### THE PROBLEM
Only the number is wanted: how many lines contain the string "they"?

>> Start RECORD EXTRACTS

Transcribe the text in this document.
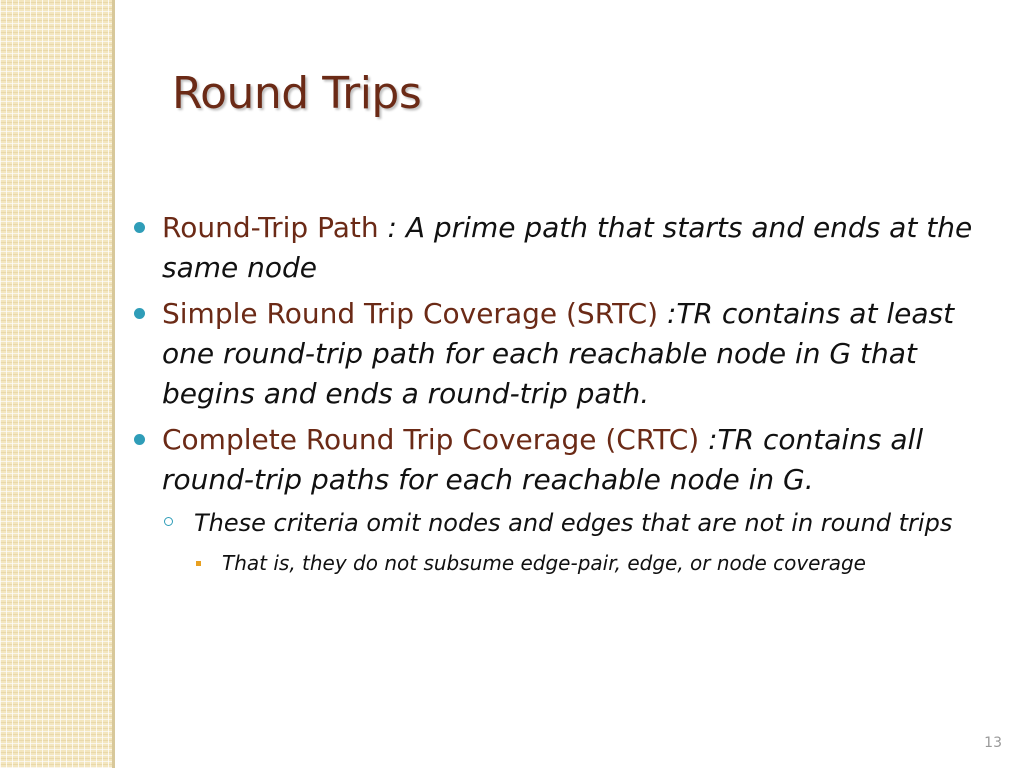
Round Trips
Round-Trip Path : A prime path that starts and ends at the same node
Simple Round Trip Coverage (SRTC) :TR contains at least one round-trip path for each reachable node in G that begins and ends a round-trip path.
Complete Round Trip Coverage (CRTC) :TR contains all round-trip paths for each reachable node in G.
These criteria omit nodes and edges that are not in round trips
That is, they do not subsume edge-pair, edge, or node coverage
13
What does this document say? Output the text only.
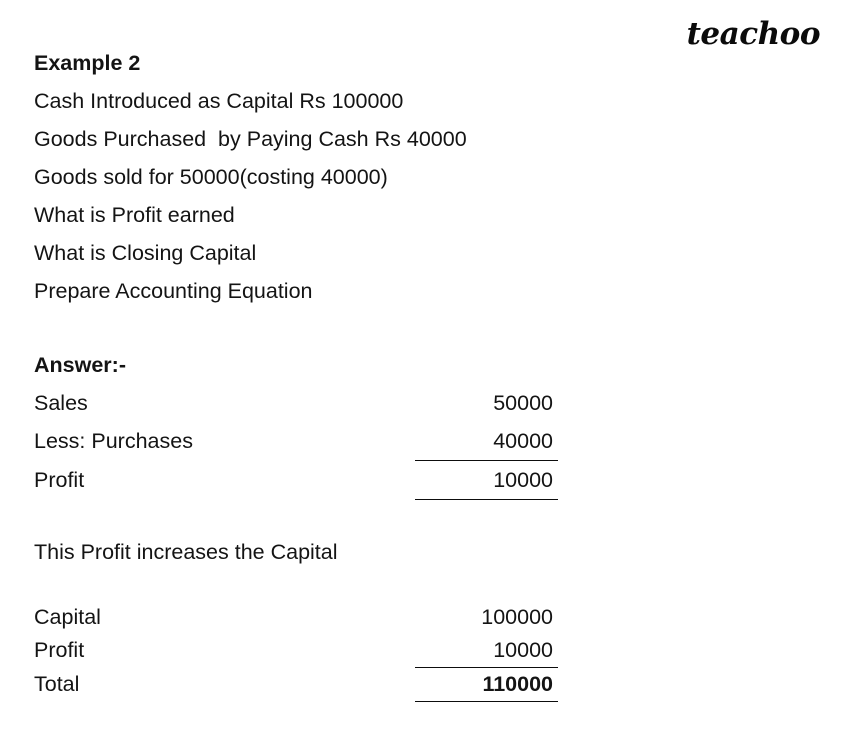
teachoo
Example 2
Cash Introduced as Capital Rs 100000
Goods Purchased  by Paying Cash Rs 40000
Goods sold for 50000(costing 40000)
What is Profit earned
What is Closing Capital
Prepare Accounting Equation
Answer:-
Sales	50000
Less: Purchases	40000
Profit	10000
This Profit increases the Capital
Capital	100000
Profit	10000
Total	110000
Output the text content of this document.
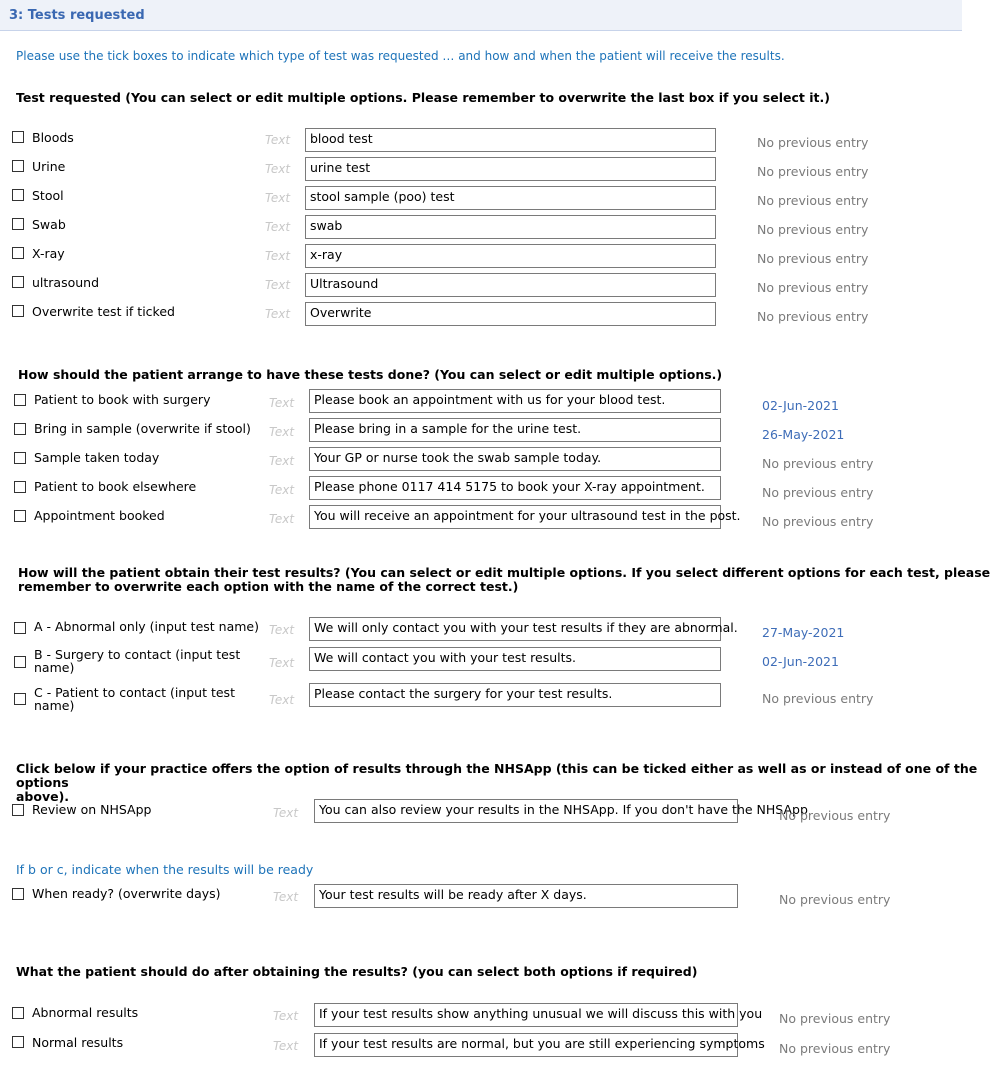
3: Tests requested
Please use the tick boxes to indicate which type of test was requested … and how and when the patient will receive the results.
Test requested (You can select or edit multiple options. Please remember to overwrite the last box if you select it.)
Bloods	Text	blood test	No previous entry
Urine	Text	urine test	No previous entry
Stool	Text	stool sample (poo) test	No previous entry
Swab	Text	swab	No previous entry
X-ray	Text	x-ray	No previous entry
ultrasound	Text	Ultrasound	No previous entry
Overwrite test if ticked	Text	Overwrite	No previous entry
How should the patient arrange to have these tests done? (You can select or edit multiple options.)
Patient to book with surgery	Text	Please book an appointment with us for your blood test.	02-Jun-2021
Bring in sample (overwrite if stool) Text	Please bring in a sample for the urine test.	26-May-2021
Sample taken today	Text	Your GP or nurse took the swab sample today.	No previous entry
Patient to book elsewhere	Text	Please phone 0117 414 5175 to book your X-ray appointment.	No previous entry
Appointment booked	Text	You will receive an appointment for your ultrasound test in the post. No previous entry
How will the patient obtain their test results? (You can select or edit multiple options. If you select different options for each test, please
remember to overwrite each option with the name of the correct test.)
A - Abnormal only (input test name) Text	We will only contact you with your test results if they are abnormal. 27-May-2021
B - Surgery to contact (input test
name)	Text	We will contact you with your test results.	02-Jun-2021
C - Patient to contact (input test
name)	Text	Please contact the surgery for your test results.	No previous entry
Click below if your practice offers the option of results through the NHSApp (this can be ticked either as well as or instead of one of the options
above).
Review on NHSApp	Text	You can also review your results in the NHSApp. If you don't have the NHSApp
No previous entry
If b or c, indicate when the results will be ready
When ready? (overwrite days)	Text	Your test results will be ready after X days.	No previous entry
What the patient should do after obtaining the results? (you can select both options if required)
Abnormal results	Text	If your test results show anything unusual we will discuss this with you No previous entry
Normal results	Text	If your test results are normal, but you are still experiencing symptoms No previous entry
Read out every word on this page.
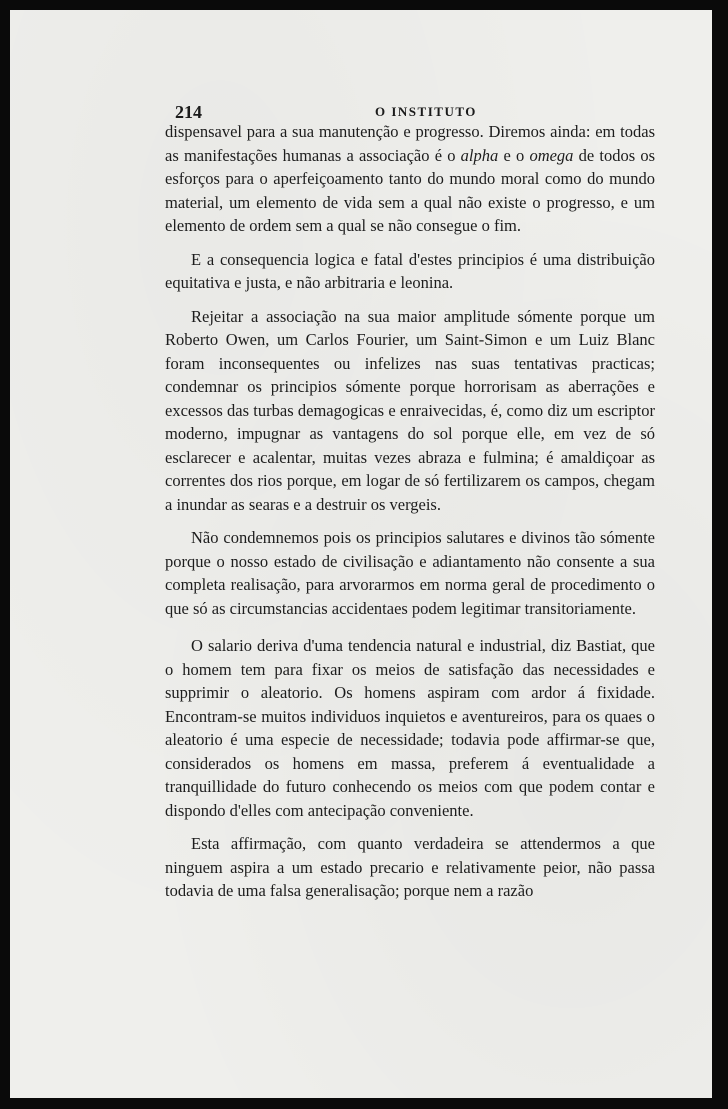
214	O INSTITUTO

dispensavel para a sua manutenção e progresso. Diremos ainda: em todas as manifestações humanas a associação é o alpha e o omega de todos os esforços para o aperfeiçoamento tanto do mundo moral como do mundo material, um elemento de vida sem a qual não existe o progresso, e um elemento de ordem sem a qual se não consegue o fim.

E a consequencia logica e fatal d'estes principios é uma distribuição equitativa e justa, e não arbitraria e leonina.

Rejeitar a associação na sua maior amplitude sómente porque um Roberto Owen, um Carlos Fourier, um Saint-Simon e um Luiz Blanc foram inconsequentes ou infelizes nas suas tentativas practicas; condemnar os principios sómente porque horrorisam as aberrações e excessos das turbas demagogicas e enraivecidas, é, como diz um escriptor moderno, impugnar as vantagens do sol porque elle, em vez de só esclarecer e acalentar, muitas vezes abraza e fulmina; é amaldiçoar as correntes dos rios porque, em logar de só fertilizarem os campos, chegam a inundar as searas e a destruir os vergeis.

Não condemnemos pois os principios salutares e divinos tão sómente porque o nosso estado de civilisação e adiantamento não consente a sua completa realisação, para arvorarmos em norma geral de procedimento o que só as circumstancias accidentaes podem legitimar transitoriamente.

O salario deriva d'uma tendencia natural e industrial, diz Bastiat, que o homem tem para fixar os meios de satisfação das necessidades e supprimir o aleatorio. Os homens aspiram com ardor á fixidade. Encontram-se muitos individuos inquietos e aventureiros, para os quaes o aleatorio é uma especie de necessidade; todavia pode affirmar-se que, considerados os homens em massa, preferem á eventualidade a tranquillidade do futuro conhecendo os meios com que podem contar e dispondo d'elles com antecipação conveniente.

Esta affirmação, com quanto verdadeira se attendermos a que ninguem aspira a um estado precario e relativamente peior, não passa todavia de uma falsa generalisação; porque nem a razão
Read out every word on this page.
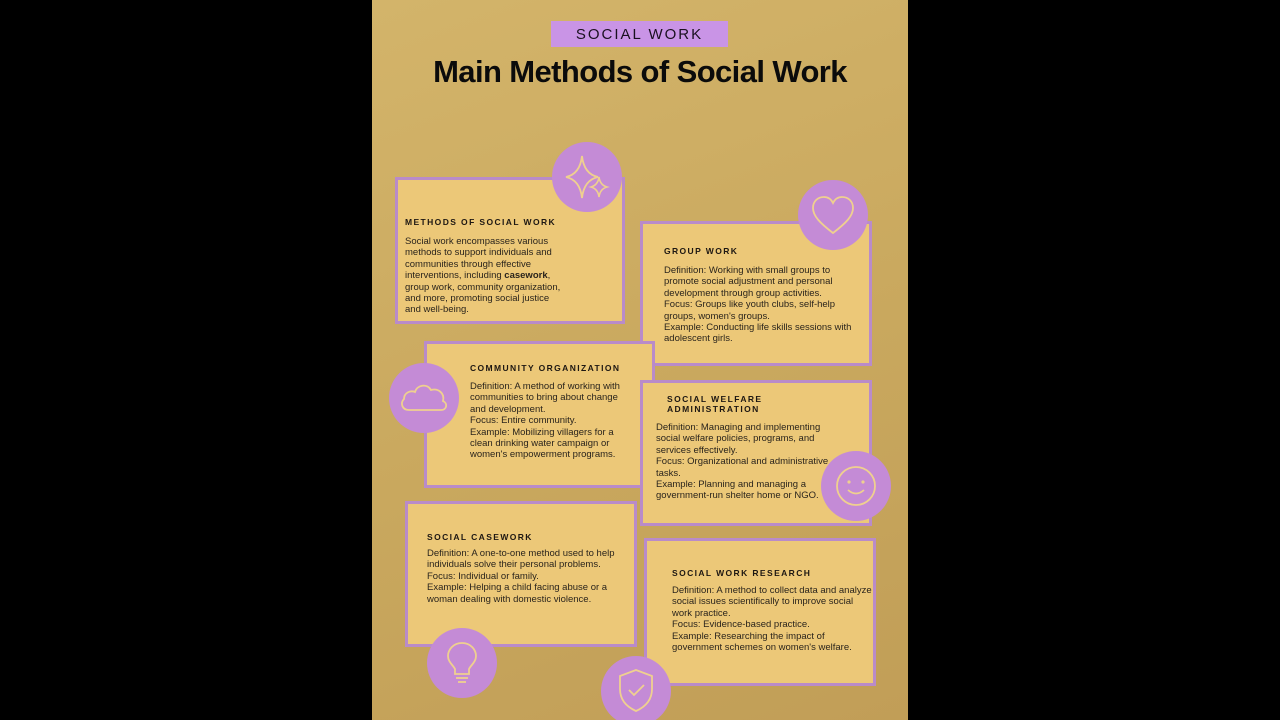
SOCIAL WORK
Main Methods of Social Work
METHODS OF SOCIAL WORK

Social work encompasses various methods to support individuals and communities through effective interventions, including casework, group work, community organization, and more, promoting social justice and well-being.

GROUP WORK

Definition: Working with small groups to promote social adjustment and personal development through group activities.
Focus: Groups like youth clubs, self-help groups, women's groups.
Example: Conducting life skills sessions with adolescent girls.

COMMUNITY ORGANIZATION

Definition: A method of working with communities to bring about change and development.
Focus: Entire community.
Example: Mobilizing villagers for a clean drinking water campaign or women's empowerment programs.

SOCIAL WELFARE
ADMINISTRATION

Definition: Managing and implementing social welfare policies, programs, and services effectively.
Focus: Organizational and administrative tasks.
Example: Planning and managing a government-run shelter home or NGO.

SOCIAL CASEWORK

Definition: A one-to-one method used to help individuals solve their personal problems.
Focus: Individual or family.
Example: Helping a child facing abuse or a woman dealing with domestic violence.

SOCIAL WORK RESEARCH

Definition: A method to collect data and analyze social issues scientifically to improve social work practice.
Focus: Evidence-based practice.
Example: Researching the impact of government schemes on women's welfare.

>> End RECORD EXTRACTS

### FINISHED TASK
2